§ THE PROBLEM:
Write out the records below once more, exactly as they stand.

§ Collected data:

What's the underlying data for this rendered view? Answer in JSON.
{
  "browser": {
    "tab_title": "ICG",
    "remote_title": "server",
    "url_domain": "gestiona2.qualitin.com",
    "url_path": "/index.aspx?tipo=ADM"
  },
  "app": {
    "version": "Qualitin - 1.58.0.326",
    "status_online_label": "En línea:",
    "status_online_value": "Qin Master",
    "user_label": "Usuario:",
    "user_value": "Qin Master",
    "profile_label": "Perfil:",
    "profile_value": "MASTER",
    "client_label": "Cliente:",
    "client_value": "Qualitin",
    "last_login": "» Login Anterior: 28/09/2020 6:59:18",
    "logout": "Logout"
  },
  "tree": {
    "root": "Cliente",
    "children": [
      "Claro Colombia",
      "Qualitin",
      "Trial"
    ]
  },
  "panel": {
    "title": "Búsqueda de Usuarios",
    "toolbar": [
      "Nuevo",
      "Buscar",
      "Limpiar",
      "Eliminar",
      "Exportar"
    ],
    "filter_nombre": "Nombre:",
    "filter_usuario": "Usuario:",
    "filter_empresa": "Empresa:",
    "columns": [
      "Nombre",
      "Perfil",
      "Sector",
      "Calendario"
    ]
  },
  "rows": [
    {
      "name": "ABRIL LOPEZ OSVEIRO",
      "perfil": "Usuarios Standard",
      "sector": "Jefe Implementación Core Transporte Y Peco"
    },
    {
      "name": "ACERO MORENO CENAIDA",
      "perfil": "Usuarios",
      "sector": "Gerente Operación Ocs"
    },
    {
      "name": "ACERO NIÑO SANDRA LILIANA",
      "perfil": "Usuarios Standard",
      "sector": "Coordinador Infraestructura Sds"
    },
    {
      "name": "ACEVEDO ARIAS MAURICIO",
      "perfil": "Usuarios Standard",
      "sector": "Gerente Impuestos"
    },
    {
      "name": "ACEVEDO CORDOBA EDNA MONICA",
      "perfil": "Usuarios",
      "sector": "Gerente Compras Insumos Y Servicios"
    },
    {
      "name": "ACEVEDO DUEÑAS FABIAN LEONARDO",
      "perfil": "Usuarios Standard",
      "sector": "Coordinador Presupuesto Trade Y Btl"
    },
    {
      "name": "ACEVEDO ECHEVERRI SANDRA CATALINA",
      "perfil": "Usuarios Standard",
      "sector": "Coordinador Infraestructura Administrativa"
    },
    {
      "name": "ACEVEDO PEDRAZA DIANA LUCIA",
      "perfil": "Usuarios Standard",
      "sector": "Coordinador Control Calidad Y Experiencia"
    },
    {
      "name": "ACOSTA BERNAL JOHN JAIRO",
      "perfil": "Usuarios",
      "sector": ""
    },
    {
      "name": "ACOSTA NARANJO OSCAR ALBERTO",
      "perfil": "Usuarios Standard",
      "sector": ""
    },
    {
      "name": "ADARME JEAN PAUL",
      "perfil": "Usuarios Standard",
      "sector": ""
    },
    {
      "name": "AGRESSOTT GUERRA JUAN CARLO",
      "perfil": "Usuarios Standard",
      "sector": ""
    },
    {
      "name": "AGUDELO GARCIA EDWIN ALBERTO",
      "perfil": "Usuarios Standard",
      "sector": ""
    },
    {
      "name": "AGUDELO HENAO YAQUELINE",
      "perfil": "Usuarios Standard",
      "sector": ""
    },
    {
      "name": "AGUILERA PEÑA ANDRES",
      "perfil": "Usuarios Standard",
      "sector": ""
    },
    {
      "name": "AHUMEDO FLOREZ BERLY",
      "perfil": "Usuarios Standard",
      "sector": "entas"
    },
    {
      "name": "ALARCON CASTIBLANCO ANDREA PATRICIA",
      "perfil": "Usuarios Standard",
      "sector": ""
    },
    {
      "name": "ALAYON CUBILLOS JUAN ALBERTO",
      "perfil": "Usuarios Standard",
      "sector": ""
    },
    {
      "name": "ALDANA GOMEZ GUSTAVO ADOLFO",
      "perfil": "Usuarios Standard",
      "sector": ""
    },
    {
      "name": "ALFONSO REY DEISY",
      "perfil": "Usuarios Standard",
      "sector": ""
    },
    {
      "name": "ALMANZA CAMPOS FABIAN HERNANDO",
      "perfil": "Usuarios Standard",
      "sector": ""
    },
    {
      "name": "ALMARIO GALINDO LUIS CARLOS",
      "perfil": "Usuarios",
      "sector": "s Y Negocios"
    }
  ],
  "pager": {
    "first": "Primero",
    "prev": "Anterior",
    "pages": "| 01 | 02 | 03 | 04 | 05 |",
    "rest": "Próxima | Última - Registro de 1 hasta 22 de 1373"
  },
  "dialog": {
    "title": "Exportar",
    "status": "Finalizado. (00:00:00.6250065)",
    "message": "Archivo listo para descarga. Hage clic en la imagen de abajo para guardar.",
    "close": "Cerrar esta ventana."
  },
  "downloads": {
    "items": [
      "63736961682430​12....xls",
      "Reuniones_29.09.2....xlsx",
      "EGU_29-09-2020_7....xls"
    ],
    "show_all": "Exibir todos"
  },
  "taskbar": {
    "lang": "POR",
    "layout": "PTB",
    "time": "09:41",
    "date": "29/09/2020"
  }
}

§ WRITTEN ANSWER:
What's the underlying data for this rendered view? Answer in JSON.
{
  "browser": {
    "tab_title": "ICG",
    "remote_title": "server",
    "url_domain": "gestiona2.qualitin.com",
    "url_path": "/index.aspx?tipo=ADM"
  },
  "app": {
    "version": "Qualitin - 1.58.0.326",
    "status_online_label": "En línea:",
    "status_online_value": "Qin Master",
    "user_label": "Usuario:",
    "user_value": "Qin Master",
    "profile_label": "Perfil:",
    "profile_value": "MASTER",
    "client_label": "Cliente:",
    "client_value": "Qualitin",
    "last_login": "» Login Anterior: 28/09/2020 6:59:18",
    "logout": "Logout"
  },
  "tree": {
    "root": "Cliente",
    "children": [
      "Claro Colombia",
      "Qualitin",
      "Trial"
    ]
  },
  "panel": {
    "title": "Búsqueda de Usuarios",
    "toolbar": [
      "Nuevo",
      "Buscar",
      "Limpiar",
      "Eliminar",
      "Exportar"
    ],
    "filter_nombre": "Nombre:",
    "filter_usuario": "Usuario:",
    "filter_empresa": "Empresa:",
    "columns": [
      "Nombre",
      "Perfil",
      "Sector",
      "Calendario"
    ]
  },
  "rows": [
    {
      "name": "ABRIL LOPEZ OSVEIRO",
      "perfil": "Usuarios Standard",
      "sector": "Jefe Implementación Core Transporte Y Peco"
    },
    {
      "name": "ACERO MORENO CENAIDA",
      "perfil": "Usuarios",
      "sector": "Gerente Operación Ocs"
    },
    {
      "name": "ACERO NIÑO SANDRA LILIANA",
      "perfil": "Usuarios Standard",
      "sector": "Coordinador Infraestructura Sds"
    },
    {
      "name": "ACEVEDO ARIAS MAURICIO",
      "perfil": "Usuarios Standard",
      "sector": "Gerente Impuestos"
    },
    {
      "name": "ACEVEDO CORDOBA EDNA MONICA",
      "perfil": "Usuarios",
      "sector": "Gerente Compras Insumos Y Servicios"
    },
    {
      "name": "ACEVEDO DUEÑAS FABIAN LEONARDO",
      "perfil": "Usuarios Standard",
      "sector": "Coordinador Presupuesto Trade Y Btl"
    },
    {
      "name": "ACEVEDO ECHEVERRI SANDRA CATALINA",
      "perfil": "Usuarios Standard",
      "sector": "Coordinador Infraestructura Administrativa"
    },
    {
      "name": "ACEVEDO PEDRAZA DIANA LUCIA",
      "perfil": "Usuarios Standard",
      "sector": "Coordinador Control Calidad Y Experiencia"
    },
    {
      "name": "ACOSTA BERNAL JOHN JAIRO",
      "perfil": "Usuarios",
      "sector": ""
    },
    {
      "name": "ACOSTA NARANJO OSCAR ALBERTO",
      "perfil": "Usuarios Standard",
      "sector": ""
    },
    {
      "name": "ADARME JEAN PAUL",
      "perfil": "Usuarios Standard",
      "sector": ""
    },
    {
      "name": "AGRESSOTT GUERRA JUAN CARLO",
      "perfil": "Usuarios Standard",
      "sector": ""
    },
    {
      "name": "AGUDELO GARCIA EDWIN ALBERTO",
      "perfil": "Usuarios Standard",
      "sector": ""
    },
    {
      "name": "AGUDELO HENAO YAQUELINE",
      "perfil": "Usuarios Standard",
      "sector": ""
    },
    {
      "name": "AGUILERA PEÑA ANDRES",
      "perfil": "Usuarios Standard",
      "sector": ""
    },
    {
      "name": "AHUMEDO FLOREZ BERLY",
      "perfil": "Usuarios Standard",
      "sector": "entas"
    },
    {
      "name": "ALARCON CASTIBLANCO ANDREA PATRICIA",
      "perfil": "Usuarios Standard",
      "sector": ""
    },
    {
      "name": "ALAYON CUBILLOS JUAN ALBERTO",
      "perfil": "Usuarios Standard",
      "sector": ""
    },
    {
      "name": "ALDANA GOMEZ GUSTAVO ADOLFO",
      "perfil": "Usuarios Standard",
      "sector": ""
    },
    {
      "name": "ALFONSO REY DEISY",
      "perfil": "Usuarios Standard",
      "sector": ""
    },
    {
      "name": "ALMANZA CAMPOS FABIAN HERNANDO",
      "perfil": "Usuarios Standard",
      "sector": ""
    },
    {
      "name": "ALMARIO GALINDO LUIS CARLOS",
      "perfil": "Usuarios",
      "sector": "s Y Negocios"
    }
  ],
  "pager": {
    "first": "Primero",
    "prev": "Anterior",
    "pages": "| 01 | 02 | 03 | 04 | 05 |",
    "rest": "Próxima | Última - Registro de 1 hasta 22 de 1373"
  },
  "dialog": {
    "title": "Exportar",
    "status": "Finalizado. (00:00:00.6250065)",
    "message": "Archivo listo para descarga. Hage clic en la imagen de abajo para guardar.",
    "close": "Cerrar esta ventana."
  },
  "downloads": {
    "items": [
      "63736961682430​12....xls",
      "Reuniones_29.09.2....xlsx",
      "EGU_29-09-2020_7....xls"
    ],
    "show_all": "Exibir todos"
  },
  "taskbar": {
    "lang": "POR",
    "layout": "PTB",
    "time": "09:41",
    "date": "29/09/2020"
  }
}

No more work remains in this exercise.